■ **Request**: Read the lines that follow and pick out every one containing the word "cuando".

■ **Stored records**:
—————
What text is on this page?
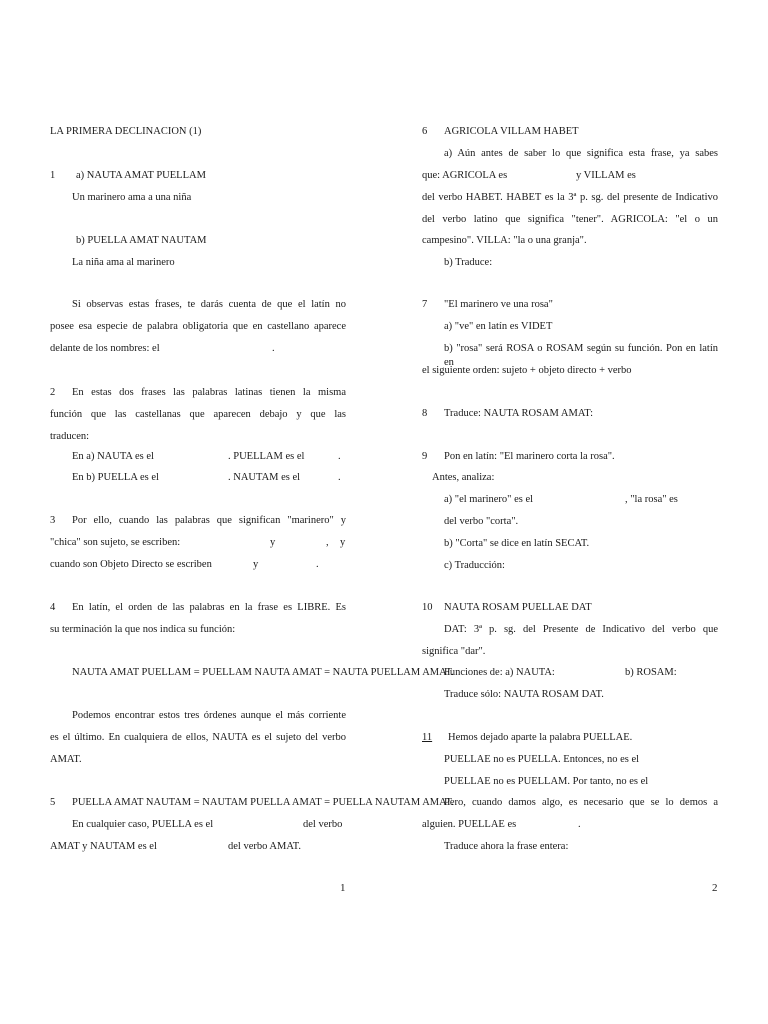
LA PRIMERA DECLINACION (1)
1 a) NAUTA AMAT PUELLAM
Un marinero ama a una niña
b) PUELLA AMAT NAUTAM
La niña ama al marinero
Si observas estas frases, te darás cuenta de que el latín no
posee esa especie de palabra obligatoria que en castellano aparece
delante de los nombres: el	.
2	En estas dos frases las palabras latinas tienen la misma
función que las castellanas que aparecen debajo y que las
traducen:
En a) NAUTA es el	. PUELLAM es el	.
En b) PUELLA es el	. NAUTAM es el	.
3	Por ello, cuando las palabras que significan "marinero" y
"chica" son sujeto, se escriben:	y	, y
cuando son Objeto Directo se escriben	y	.
4	En latín, el orden de las palabras en la frase es LIBRE. Es
su terminación la que nos indica su función:
NAUTA AMAT PUELLAM = PUELLAM NAUTA AMAT = NAUTA PUELLAM AMAT.
Podemos encontrar estos tres órdenes aunque el más corriente
es el último. En cualquiera de ellos, NAUTA es el sujeto del verbo
AMAT.
5 PUELLA AMAT NAUTAM = NAUTAM PUELLA AMAT = PUELLA NAUTAM AMAT.
En cualquier caso, PUELLA es el	del verbo
AMAT y NAUTAM es el	del verbo AMAT.
1
6 AGRICOLA VILLAM HABET
a) Aún antes de saber lo que significa esta frase, ya sabes
que: AGRICOLA es	y VILLAM es
del verbo HABET. HABET es la 3ª p. sg. del presente de Indicativo
del verbo latino que significa "tener". AGRICOLA: "el o un
campesino". VILLA: "la o una granja".
b) Traduce:
7 "El marinero ve una rosa"
a) "ve" en latín es VIDET
b) "rosa" será ROSA o ROSAM según su función. Pon en latín en
el siguiente orden: sujeto + objeto directo + verbo
8 Traduce: NAUTA ROSAM AMAT:
9 Pon en latín: "El marinero corta la rosa".
Antes, analiza:
a) "el marinero" es el	, "la rosa" es
del verbo "corta".
b) "Corta" se dice en latín SECAT.
c) Traducción:
10 NAUTA ROSAM PUELLAE DAT
DAT: 3ª p. sg. del Presente de Indicativo del verbo que
significa "dar".
Funciones de: a) NAUTA:	b) ROSAM:
Traduce sólo: NAUTA ROSAM DAT.
11 Hemos dejado aparte la palabra PUELLAE.
PUELLAE no es PUELLA. Entonces, no es el
PUELLAE no es PUELLAM. Por tanto, no es el
Pero, cuando damos algo, es necesario que se lo demos a
alguien. PUELLAE es	.
Traduce ahora la frase entera:
2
—————
■ **Problem solution**:
3	Por ello, cuando las palabras que significan "marinero" y
cuando son Objeto Directo se escriben	y	.
Pero, cuando damos algo, es necesario que se lo demos a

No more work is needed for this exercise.